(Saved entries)

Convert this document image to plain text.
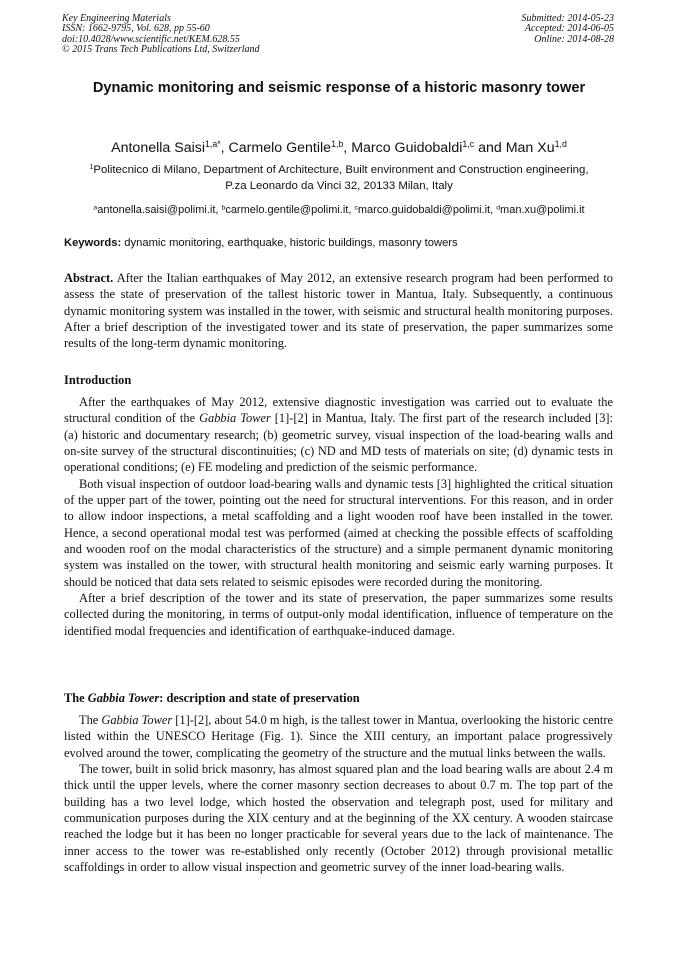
Key Engineering Materials
ISSN: 1662-9795, Vol. 628, pp 55-60
doi:10.4028/www.scientific.net/KEM.628.55
© 2015 Trans Tech Publications Ltd, Switzerland
Submitted: 2014-05-23
Accepted: 2014-06-05
Online: 2014-08-28
Dynamic monitoring and seismic response of a historic masonry tower
Antonella Saisi$^{1,a*}$, Carmelo Gentile$^{1,b}$, Marco Guidobaldi$^{1,c}$ and Man Xu$^{1,d}$
$^1$Politecnico di Milano, Department of Architecture, Built environment and Construction engineering,
P.za Leonardo da Vinci 32, 20133 Milan, Italy
$^a$antonella.saisi@polimi.it, $^b$carmelo.gentile@polimi.it, $^c$marco.guidobaldi@polimi.it, $^d$man.xu@polimi.it
Keywords: dynamic monitoring, earthquake, historic buildings, masonry towers

Abstract. After the Italian earthquakes of May 2012, an extensive research program had been performed to assess the state of preservation of the tallest historic tower in Mantua, Italy. Subsequently, a continuous dynamic monitoring system was installed in the tower, with seismic and structural health monitoring purposes. After a brief description of the investigated tower and its state of preservation, the paper summarizes some results of the long-term dynamic monitoring.

Introduction

After the earthquakes of May 2012, extensive diagnostic investigation was carried out to evaluate the structural condition of the Gabbia Tower [1]-[2] in Mantua, Italy. The first part of the research included [3]: (a) historic and documentary research; (b) geometric survey, visual inspection of the load-bearing walls and on-site survey of the structural discontinuities; (c) ND and MD tests of materials on site; (d) dynamic tests in operational conditions; (e) FE modeling and prediction of the seismic performance.

Both visual inspection of outdoor load-bearing walls and dynamic tests [3] highlighted the critical situation of the upper part of the tower, pointing out the need for structural interventions. For this reason, and in order to allow indoor inspections, a metal scaffolding and a light wooden roof have been installed in the tower. Hence, a second operational modal test was performed (aimed at checking the possible effects of scaffolding and wooden roof on the modal characteristics of the structure) and a simple permanent dynamic monitoring system was installed on the tower, with structural health monitoring and seismic early warning purposes. It should be noticed that data sets related to seismic episodes were recorded during the monitoring.

After a brief description of the tower and its state of preservation, the paper summarizes some results collected during the monitoring, in terms of output-only modal identification, influence of temperature on the identified modal frequencies and identification of earthquake-induced damage.

The Gabbia Tower: description and state of preservation

The Gabbia Tower [1]-[2], about 54.0 m high, is the tallest tower in Mantua, overlooking the historic centre listed within the UNESCO Heritage (Fig. 1). Since the XIII century, an important palace progressively evolved around the tower, complicating the geometry of the structure and the mutual links between the walls.

The tower, built in solid brick masonry, has almost squared plan and the load bearing walls are about 2.4 m thick until the upper levels, where the corner masonry section decreases to about 0.7 m. The top part of the building has a two level lodge, which hosted the observation and telegraph post, used for military and communication purposes during the XIX century and at the beginning of the XX century. A wooden staircase reached the lodge but it has been no longer practicable for several years due to the lack of maintenance. The inner access to the tower was re-established only recently (October 2012) through provisional metallic scaffoldings in order to allow visual inspection and geometric survey of the inner load-bearing walls.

» Stated problem
Every record above should come back exactly, but without its pictures.

» Task answer
Convert this document image to plain text.
Key Engineering Materials
ISSN: 1662-9795, Vol. 628, pp 55-60
doi:10.4028/www.scientific.net/KEM.628.55
© 2015 Trans Tech Publications Ltd, Switzerland
Submitted: 2014-05-23
Accepted: 2014-06-05
Online: 2014-08-28
Dynamic monitoring and seismic response of a historic masonry tower
Antonella Saisi$^{1,a*}$, Carmelo Gentile$^{1,b}$, Marco Guidobaldi$^{1,c}$ and Man Xu$^{1,d}$
$^1$Politecnico di Milano, Department of Architecture, Built environment and Construction engineering,
P.za Leonardo da Vinci 32, 20133 Milan, Italy
$^a$antonella.saisi@polimi.it, $^b$carmelo.gentile@polimi.it, $^c$marco.guidobaldi@polimi.it, $^d$man.xu@polimi.it
Keywords: dynamic monitoring, earthquake, historic buildings, masonry towers

Abstract. After the Italian earthquakes of May 2012, an extensive research program had been performed to assess the state of preservation of the tallest historic tower in Mantua, Italy. Subsequently, a continuous dynamic monitoring system was installed in the tower, with seismic and structural health monitoring purposes. After a brief description of the investigated tower and its state of preservation, the paper summarizes some results of the long-term dynamic monitoring.

Introduction

After the earthquakes of May 2012, extensive diagnostic investigation was carried out to evaluate the structural condition of the Gabbia Tower [1]-[2] in Mantua, Italy. The first part of the research included [3]: (a) historic and documentary research; (b) geometric survey, visual inspection of the load-bearing walls and on-site survey of the structural discontinuities; (c) ND and MD tests of materials on site; (d) dynamic tests in operational conditions; (e) FE modeling and prediction of the seismic performance.

Both visual inspection of outdoor load-bearing walls and dynamic tests [3] highlighted the critical situation of the upper part of the tower, pointing out the need for structural interventions. For this reason, and in order to allow indoor inspections, a metal scaffolding and a light wooden roof have been installed in the tower. Hence, a second operational modal test was performed (aimed at checking the possible effects of scaffolding and wooden roof on the modal characteristics of the structure) and a simple permanent dynamic monitoring system was installed on the tower, with structural health monitoring and seismic early warning purposes. It should be noticed that data sets related to seismic episodes were recorded during the monitoring.

After a brief description of the tower and its state of preservation, the paper summarizes some results collected during the monitoring, in terms of output-only modal identification, influence of temperature on the identified modal frequencies and identification of earthquake-induced damage.

The Gabbia Tower: description and state of preservation

The Gabbia Tower [1]-[2], about 54.0 m high, is the tallest tower in Mantua, overlooking the historic centre listed within the UNESCO Heritage (Fig. 1). Since the XIII century, an important palace progressively evolved around the tower, complicating the geometry of the structure and the mutual links between the walls.

The tower, built in solid brick masonry, has almost squared plan and the load bearing walls are about 2.4 m thick until the upper levels, where the corner masonry section decreases to about 0.7 m. The top part of the building has a two level lodge, which hosted the observation and telegraph post, used for military and communication purposes during the XIX century and at the beginning of the XX century. A wooden staircase reached the lodge but it has been no longer practicable for several years due to the lack of maintenance. The inner access to the tower was re-established only recently (October 2012) through provisional metallic scaffoldings in order to allow visual inspection and geometric survey of the inner load-bearing walls.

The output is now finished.